[Dataset entries]
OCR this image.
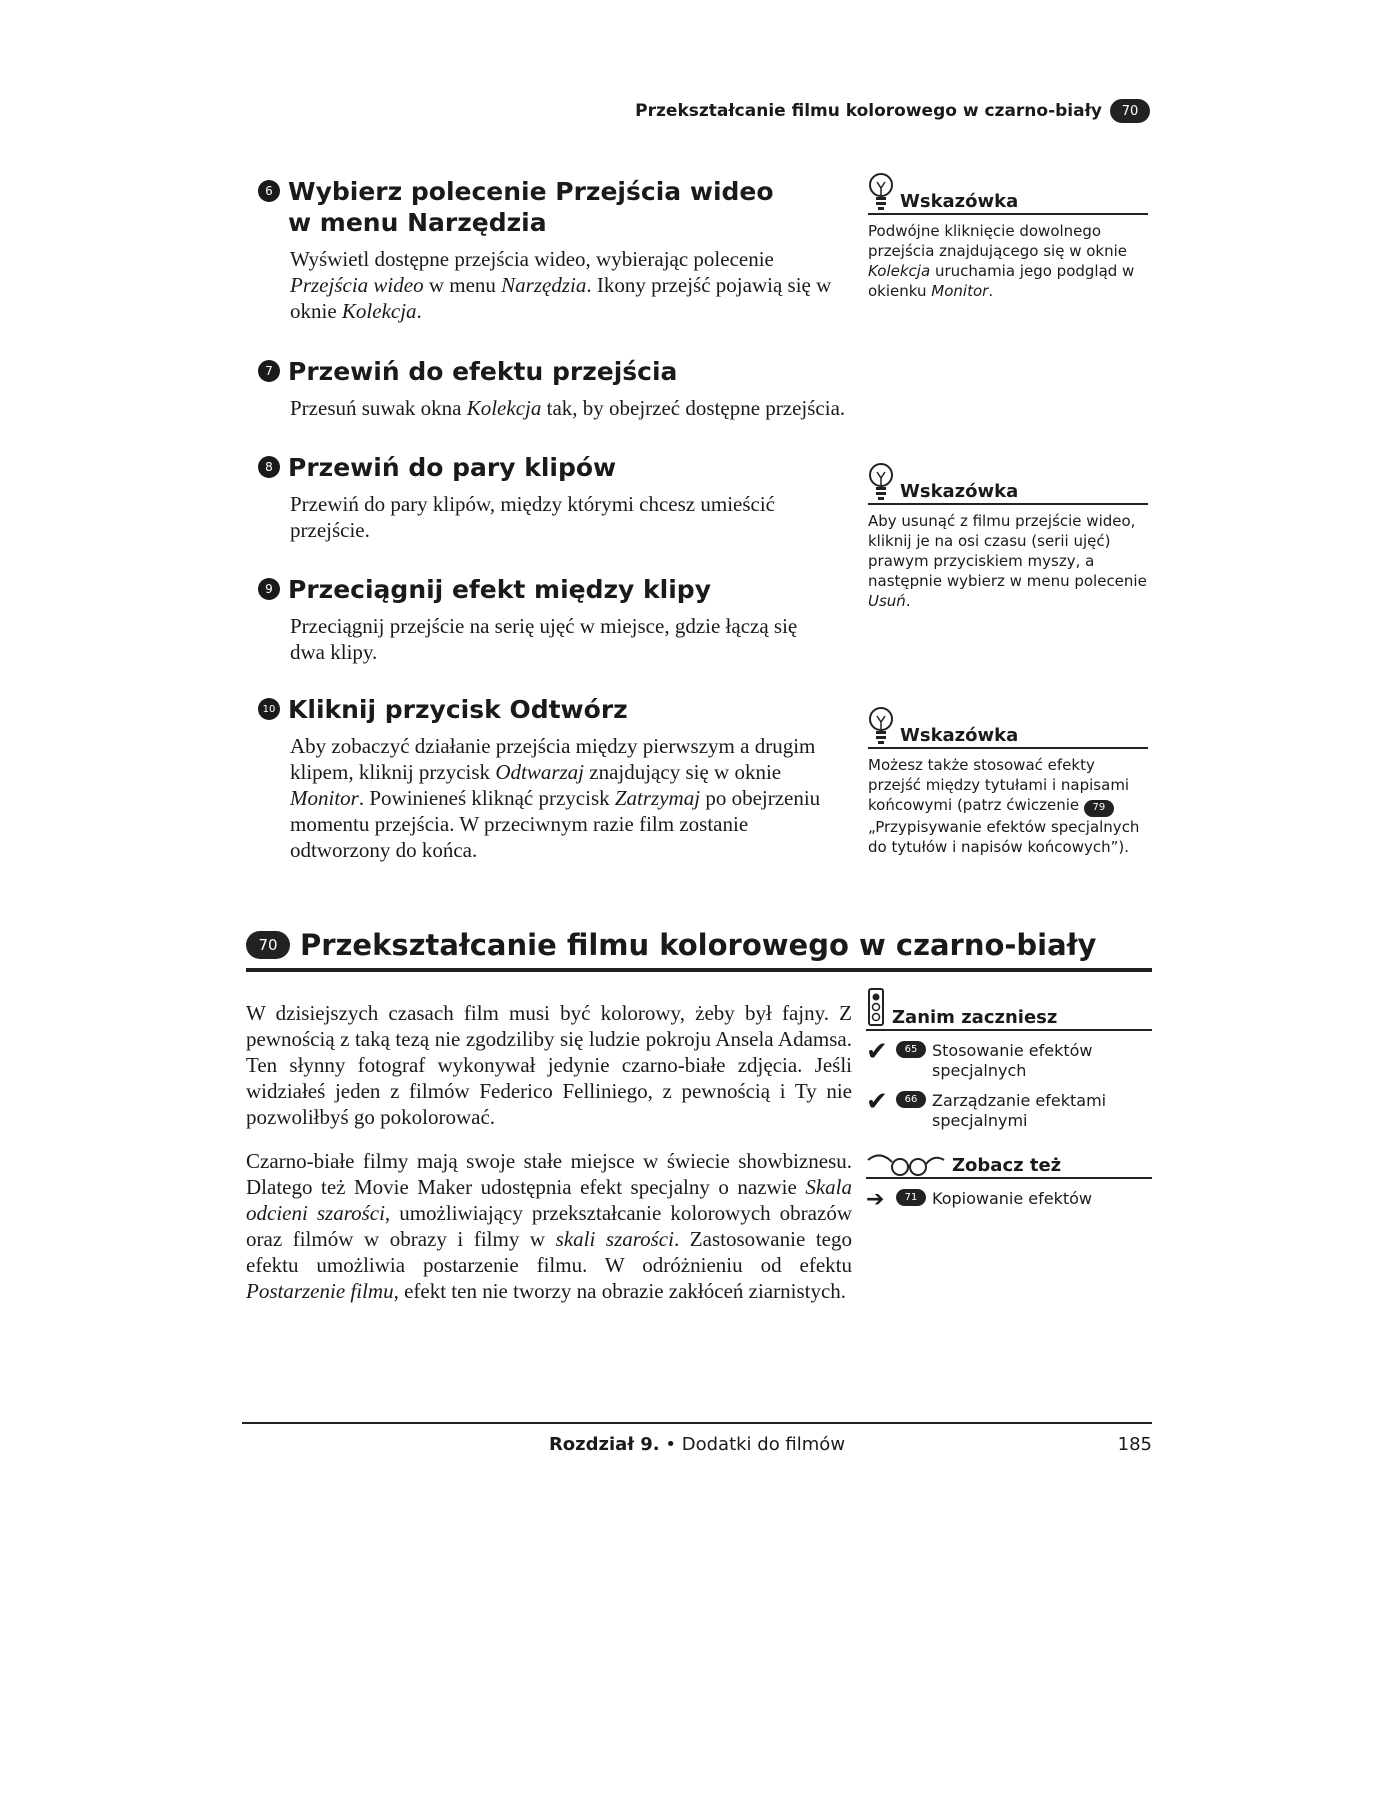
Przekształcanie filmu kolorowego w czarno-biały	70
6 Wybierz polecenie Przejścia wideo
w menu Narzędzia
Wyświetl dostępne przejścia wideo, wybierając polecenie Przejścia wideo w menu Narzędzia. Ikony przejść pojawią się w oknie Kolekcja.
7 Przewiń do efektu przejścia
Przesuń suwak okna Kolekcja tak, by obejrzeć dostępne przejścia.
8 Przewiń do pary klipów
Przewiń do pary klipów, między którymi chcesz umieścić przejście.
9 Przeciągnij efekt między klipy
Przeciągnij przejście na serię ujęć w miejsce, gdzie łączą się dwa klipy.
10 Kliknij przycisk Odtwórz
Aby zobaczyć działanie przejścia między pierwszym a drugim klipem, kliknij przycisk Odtwarzaj znajdujący się w oknie Monitor. Powinieneś kliknąć przycisk Zatrzymaj po obejrzeniu momentu przejścia. W przeciwnym razie film zostanie odtworzony do końca.
Wskazówka
Podwójne kliknięcie dowolnego przejścia znajdującego się w oknie Kolekcja uruchamia jego podgląd w okienku Monitor.
Wskazówka
Aby usunąć z filmu przejście wideo, kliknij je na osi czasu (serii ujęć) prawym przyciskiem myszy, a następnie wybierz w menu polecenie Usuń.
Wskazówka
Możesz także stosować efekty przejść między tytułami i napisami końcowymi (patrz ćwiczenie 79 „Przypisywanie efektów specjalnych do tytułów i napisów końcowych”).
70 Przekształcanie filmu kolorowego w czarno-biały

W dzisiejszych czasach film musi być kolorowy, żeby był fajny. Z pewnością z taką tezą nie zgodziliby się ludzie pokroju Ansela Adamsa. Ten słynny fotograf wykonywał jedynie czarno-białe zdjęcia. Jeśli widziałeś jeden z filmów Federico Felliniego, z pewnością i Ty nie pozwoliłbyś go pokolorować.

Czarno-białe filmy mają swoje stałe miejsce w świecie showbiznesu. Dlatego też Movie Maker udostępnia efekt specjalny o nazwie Skala odcieni szarości, umożliwiający przekształcanie kolorowych obrazów oraz filmów w obrazy i filmy w skali szarości. Zastosowanie tego efektu umożliwia postarzenie filmu. W odróżnieniu od efektu Postarzenie filmu, efekt ten nie tworzy na obrazie zakłóceń ziarnistych.

Zanim zaczniesz
✔	65 Stosowanie efektów specjalnych
✔	66 Zarządzanie efektami specjalnymi
Zobacz też
➔	71 Kopiowanie efektów
Rozdział 9. • Dodatki do filmów	185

--- Exercise brief ---
Pull out every line of the entries that includes the word "klipy".

--- Task response ---
9 Przeciągnij efekt między klipy
Przeciągnij przejście na serię ujęć w miejsce, gdzie łączą się dwa klipy.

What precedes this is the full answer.